:: PROBLEM ::
Copy the listing verbatim, excluding any images found in it.

<<<<

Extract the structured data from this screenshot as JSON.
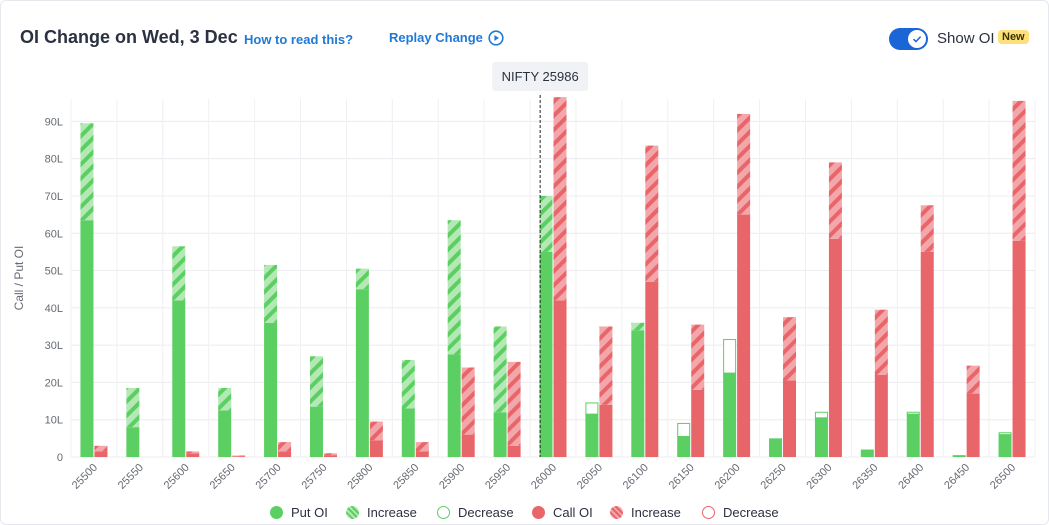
{
  "header": {
    "title": "OI Change on Wed, 3 Dec",
    "how_to_label": "How to read this?",
    "replay_label": "Replay Change",
    "show_oi_label": "Show OI",
    "show_oi_on": true,
    "new_badge": "New"
  },
  "colors": {
    "put": "#5ccf63",
    "put_light": "#b4e8b5",
    "call": "#e8656a",
    "call_light": "#f4a7aa",
    "accent": "#1a66d6",
    "badge": "#fde07a",
    "link": "#1f79d6"
  },
  "icons": {
    "replay": "play-circle-icon",
    "toggle": "check-icon"
  },
  "chart_data": {
    "type": "bar",
    "ylabel": "Call / Put OI",
    "ylim": [
      0,
      96
    ],
    "yticks": [
      0,
      10,
      20,
      30,
      40,
      50,
      60,
      70,
      80,
      90
    ],
    "ytick_labels": [
      "0",
      "10L",
      "20L",
      "30L",
      "40L",
      "50L",
      "60L",
      "70L",
      "80L",
      "90L"
    ],
    "grid": true,
    "spot_label": "NIFTY 25986",
    "spot_value": 25986,
    "categories": [
      "25500",
      "25550",
      "25600",
      "25650",
      "25700",
      "25750",
      "25800",
      "25850",
      "25900",
      "25950",
      "26000",
      "26050",
      "26100",
      "26150",
      "26200",
      "26250",
      "26300",
      "26350",
      "26400",
      "26450",
      "26500"
    ],
    "series": [
      {
        "name": "Put OI",
        "values": [
          63.5,
          8,
          42,
          12.5,
          36,
          13.5,
          45,
          13,
          27.5,
          12,
          55,
          11.5,
          34,
          5.5,
          22.5,
          5,
          10.5,
          2,
          11.5,
          0.5,
          6
        ]
      },
      {
        "name": "Increase",
        "values": [
          26,
          10.5,
          14.5,
          6,
          15.5,
          13.5,
          5.5,
          13,
          36,
          23,
          15,
          0,
          2,
          0,
          0,
          0,
          0,
          0,
          0,
          0,
          0
        ]
      },
      {
        "name": "Decrease",
        "values": [
          0,
          0,
          0,
          0,
          0,
          0,
          0,
          0,
          0,
          0,
          0,
          3,
          0,
          3.5,
          9,
          0,
          1.5,
          0,
          0.5,
          0,
          0.5
        ]
      },
      {
        "name": "Call OI",
        "values": [
          1.5,
          0,
          1,
          0.2,
          1.5,
          0.5,
          4.5,
          1.5,
          6,
          3,
          42,
          14,
          47,
          18,
          65,
          20.5,
          58.5,
          22,
          55,
          17,
          58
        ]
      },
      {
        "name": "Increase",
        "values": [
          1.5,
          0,
          0.5,
          0.2,
          2.5,
          0.5,
          5,
          2.5,
          18,
          22.5,
          54.5,
          21,
          36.5,
          17.5,
          27,
          17,
          20.5,
          17.5,
          12.5,
          7.5,
          37.5
        ]
      },
      {
        "name": "Decrease",
        "values": [
          0,
          0,
          0,
          0,
          0,
          0,
          0,
          0,
          0,
          0,
          0,
          0,
          0,
          0,
          0,
          0,
          0,
          0,
          0,
          0,
          0
        ]
      }
    ],
    "legend": {
      "position": "bottom-center",
      "items": [
        "Put OI",
        "Increase",
        "Decrease",
        "Call OI",
        "Increase",
        "Decrease"
      ]
    }
  }
}
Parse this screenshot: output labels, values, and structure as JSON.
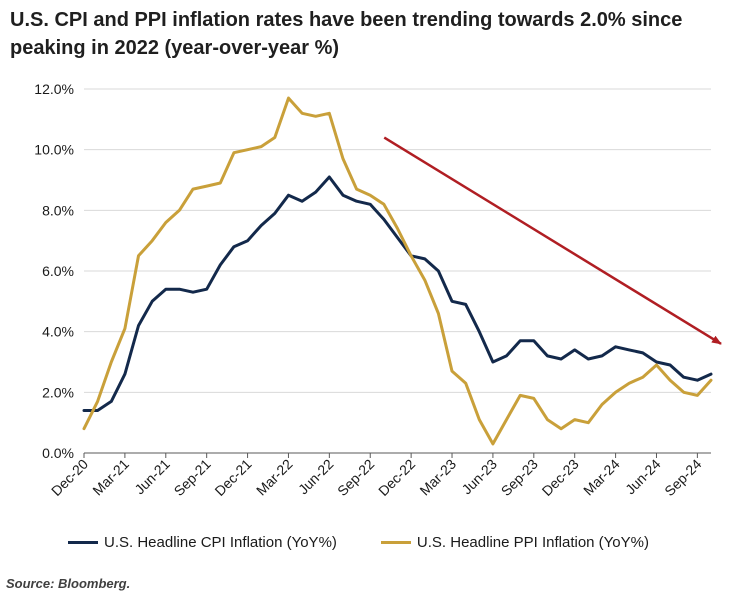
{
  "title": "U.S. CPI and PPI inflation rates have been trending towards 2.0% since peaking in 2022 (year-over-year %)",
  "source": "Source: Bloomberg.",
  "colors": {
    "cpi": "#13294b",
    "ppi": "#c9a03a",
    "arrow": "#b01e23",
    "grid": "#d9d9d9"
  },
  "chart_data": {
    "type": "line",
    "title": "U.S. CPI and PPI inflation rates have been trending towards 2.0% since peaking in 2022 (year-over-year %)",
    "xlabel": "",
    "ylabel": "",
    "ylim": [
      0,
      12
    ],
    "yticks": [
      "0.0%",
      "2.0%",
      "4.0%",
      "6.0%",
      "8.0%",
      "10.0%",
      "12.0%"
    ],
    "x": [
      "Dec-20",
      "Jan-21",
      "Feb-21",
      "Mar-21",
      "Apr-21",
      "May-21",
      "Jun-21",
      "Jul-21",
      "Aug-21",
      "Sep-21",
      "Oct-21",
      "Nov-21",
      "Dec-21",
      "Jan-22",
      "Feb-22",
      "Mar-22",
      "Apr-22",
      "May-22",
      "Jun-22",
      "Jul-22",
      "Aug-22",
      "Sep-22",
      "Oct-22",
      "Nov-22",
      "Dec-22",
      "Jan-23",
      "Feb-23",
      "Mar-23",
      "Apr-23",
      "May-23",
      "Jun-23",
      "Jul-23",
      "Aug-23",
      "Sep-23",
      "Oct-23",
      "Nov-23",
      "Dec-23",
      "Jan-24",
      "Feb-24",
      "Mar-24",
      "Apr-24",
      "May-24",
      "Jun-24",
      "Jul-24",
      "Aug-24",
      "Sep-24",
      "Oct-24"
    ],
    "x_tick_labels": [
      "Dec-20",
      "Mar-21",
      "Jun-21",
      "Sep-21",
      "Dec-21",
      "Mar-22",
      "Jun-22",
      "Sep-22",
      "Dec-22",
      "Mar-23",
      "Jun-23",
      "Sep-23",
      "Dec-23",
      "Mar-24",
      "Jun-24",
      "Sep-24"
    ],
    "series": [
      {
        "name": "U.S. Headline CPI Inflation (YoY%)",
        "values": [
          1.4,
          1.4,
          1.7,
          2.6,
          4.2,
          5.0,
          5.4,
          5.4,
          5.3,
          5.4,
          6.2,
          6.8,
          7.0,
          7.5,
          7.9,
          8.5,
          8.3,
          8.6,
          9.1,
          8.5,
          8.3,
          8.2,
          7.7,
          7.1,
          6.5,
          6.4,
          6.0,
          5.0,
          4.9,
          4.0,
          3.0,
          3.2,
          3.7,
          3.7,
          3.2,
          3.1,
          3.4,
          3.1,
          3.2,
          3.5,
          3.4,
          3.3,
          3.0,
          2.9,
          2.5,
          2.4,
          2.6
        ]
      },
      {
        "name": "U.S. Headline PPI Inflation (YoY%)",
        "values": [
          0.8,
          1.7,
          3.0,
          4.1,
          6.5,
          7.0,
          7.6,
          8.0,
          8.7,
          8.8,
          8.9,
          9.9,
          10.0,
          10.1,
          10.4,
          11.7,
          11.2,
          11.1,
          11.2,
          9.7,
          8.7,
          8.5,
          8.2,
          7.4,
          6.5,
          5.7,
          4.6,
          2.7,
          2.3,
          1.1,
          0.3,
          1.1,
          1.9,
          1.8,
          1.1,
          0.8,
          1.1,
          1.0,
          1.6,
          2.0,
          2.3,
          2.5,
          2.9,
          2.4,
          2.0,
          1.9,
          2.4
        ]
      }
    ],
    "trend_arrow": {
      "from": [
        "Sep-22",
        10.4
      ],
      "to": [
        "Oct-24",
        3.6
      ]
    },
    "grid": true,
    "legend": "bottom"
  }
}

>>>>

:: RIGHT ANSWER ::
Extract the structured data from this screenshot as JSON.
{
  "header": {
    "title": "OI Change on Wed, 3 Dec",
    "how_to_label": "How to read this?",
    "replay_label": "Replay Change",
    "show_oi_label": "Show OI",
    "show_oi_on": true,
    "new_badge": "New"
  },
  "colors": {
    "put": "#5ccf63",
    "put_light": "#b4e8b5",
    "call": "#e8656a",
    "call_light": "#f4a7aa",
    "accent": "#1a66d6",
    "badge": "#fde07a",
    "link": "#1f79d6"
  },
  "icons": {
    "replay": "play-circle-icon",
    "toggle": "check-icon"
  },
  "chart_data": {
    "type": "bar",
    "ylabel": "Call / Put OI",
    "ylim": [
      0,
      96
    ],
    "yticks": [
      0,
      10,
      20,
      30,
      40,
      50,
      60,
      70,
      80,
      90
    ],
    "ytick_labels": [
      "0",
      "10L",
      "20L",
      "30L",
      "40L",
      "50L",
      "60L",
      "70L",
      "80L",
      "90L"
    ],
    "grid": true,
    "spot_label": "NIFTY 25986",
    "spot_value": 25986,
    "categories": [
      "25500",
      "25550",
      "25600",
      "25650",
      "25700",
      "25750",
      "25800",
      "25850",
      "25900",
      "25950",
      "26000",
      "26050",
      "26100",
      "26150",
      "26200",
      "26250",
      "26300",
      "26350",
      "26400",
      "26450",
      "26500"
    ],
    "series": [
      {
        "name": "Put OI",
        "values": [
          63.5,
          8,
          42,
          12.5,
          36,
          13.5,
          45,
          13,
          27.5,
          12,
          55,
          11.5,
          34,
          5.5,
          22.5,
          5,
          10.5,
          2,
          11.5,
          0.5,
          6
        ]
      },
      {
        "name": "Increase",
        "values": [
          26,
          10.5,
          14.5,
          6,
          15.5,
          13.5,
          5.5,
          13,
          36,
          23,
          15,
          0,
          2,
          0,
          0,
          0,
          0,
          0,
          0,
          0,
          0
        ]
      },
      {
        "name": "Decrease",
        "values": [
          0,
          0,
          0,
          0,
          0,
          0,
          0,
          0,
          0,
          0,
          0,
          3,
          0,
          3.5,
          9,
          0,
          1.5,
          0,
          0.5,
          0,
          0.5
        ]
      },
      {
        "name": "Call OI",
        "values": [
          1.5,
          0,
          1,
          0.2,
          1.5,
          0.5,
          4.5,
          1.5,
          6,
          3,
          42,
          14,
          47,
          18,
          65,
          20.5,
          58.5,
          22,
          55,
          17,
          58
        ]
      },
      {
        "name": "Increase",
        "values": [
          1.5,
          0,
          0.5,
          0.2,
          2.5,
          0.5,
          5,
          2.5,
          18,
          22.5,
          54.5,
          21,
          36.5,
          17.5,
          27,
          17,
          20.5,
          17.5,
          12.5,
          7.5,
          37.5
        ]
      },
      {
        "name": "Decrease",
        "values": [
          0,
          0,
          0,
          0,
          0,
          0,
          0,
          0,
          0,
          0,
          0,
          0,
          0,
          0,
          0,
          0,
          0,
          0,
          0,
          0,
          0
        ]
      }
    ],
    "legend": {
      "position": "bottom-center",
      "items": [
        "Put OI",
        "Increase",
        "Decrease",
        "Call OI",
        "Increase",
        "Decrease"
      ]
    }
  }
}
Parse this screenshot: output labels, values, and structure as JSON.
{
  "title": "U.S. CPI and PPI inflation rates have been trending towards 2.0% since peaking in 2022 (year-over-year %)",
  "source": "Source: Bloomberg.",
  "colors": {
    "cpi": "#13294b",
    "ppi": "#c9a03a",
    "arrow": "#b01e23",
    "grid": "#d9d9d9"
  },
  "chart_data": {
    "type": "line",
    "title": "U.S. CPI and PPI inflation rates have been trending towards 2.0% since peaking in 2022 (year-over-year %)",
    "xlabel": "",
    "ylabel": "",
    "ylim": [
      0,
      12
    ],
    "yticks": [
      "0.0%",
      "2.0%",
      "4.0%",
      "6.0%",
      "8.0%",
      "10.0%",
      "12.0%"
    ],
    "x": [
      "Dec-20",
      "Jan-21",
      "Feb-21",
      "Mar-21",
      "Apr-21",
      "May-21",
      "Jun-21",
      "Jul-21",
      "Aug-21",
      "Sep-21",
      "Oct-21",
      "Nov-21",
      "Dec-21",
      "Jan-22",
      "Feb-22",
      "Mar-22",
      "Apr-22",
      "May-22",
      "Jun-22",
      "Jul-22",
      "Aug-22",
      "Sep-22",
      "Oct-22",
      "Nov-22",
      "Dec-22",
      "Jan-23",
      "Feb-23",
      "Mar-23",
      "Apr-23",
      "May-23",
      "Jun-23",
      "Jul-23",
      "Aug-23",
      "Sep-23",
      "Oct-23",
      "Nov-23",
      "Dec-23",
      "Jan-24",
      "Feb-24",
      "Mar-24",
      "Apr-24",
      "May-24",
      "Jun-24",
      "Jul-24",
      "Aug-24",
      "Sep-24",
      "Oct-24"
    ],
    "x_tick_labels": [
      "Dec-20",
      "Mar-21",
      "Jun-21",
      "Sep-21",
      "Dec-21",
      "Mar-22",
      "Jun-22",
      "Sep-22",
      "Dec-22",
      "Mar-23",
      "Jun-23",
      "Sep-23",
      "Dec-23",
      "Mar-24",
      "Jun-24",
      "Sep-24"
    ],
    "series": [
      {
        "name": "U.S. Headline CPI Inflation (YoY%)",
        "values": [
          1.4,
          1.4,
          1.7,
          2.6,
          4.2,
          5.0,
          5.4,
          5.4,
          5.3,
          5.4,
          6.2,
          6.8,
          7.0,
          7.5,
          7.9,
          8.5,
          8.3,
          8.6,
          9.1,
          8.5,
          8.3,
          8.2,
          7.7,
          7.1,
          6.5,
          6.4,
          6.0,
          5.0,
          4.9,
          4.0,
          3.0,
          3.2,
          3.7,
          3.7,
          3.2,
          3.1,
          3.4,
          3.1,
          3.2,
          3.5,
          3.4,
          3.3,
          3.0,
          2.9,
          2.5,
          2.4,
          2.6
        ]
      },
      {
        "name": "U.S. Headline PPI Inflation (YoY%)",
        "values": [
          0.8,
          1.7,
          3.0,
          4.1,
          6.5,
          7.0,
          7.6,
          8.0,
          8.7,
          8.8,
          8.9,
          9.9,
          10.0,
          10.1,
          10.4,
          11.7,
          11.2,
          11.1,
          11.2,
          9.7,
          8.7,
          8.5,
          8.2,
          7.4,
          6.5,
          5.7,
          4.6,
          2.7,
          2.3,
          1.1,
          0.3,
          1.1,
          1.9,
          1.8,
          1.1,
          0.8,
          1.1,
          1.0,
          1.6,
          2.0,
          2.3,
          2.5,
          2.9,
          2.4,
          2.0,
          1.9,
          2.4
        ]
      }
    ],
    "trend_arrow": {
      "from": [
        "Sep-22",
        10.4
      ],
      "to": [
        "Oct-24",
        3.6
      ]
    },
    "grid": true,
    "legend": "bottom"
  }
}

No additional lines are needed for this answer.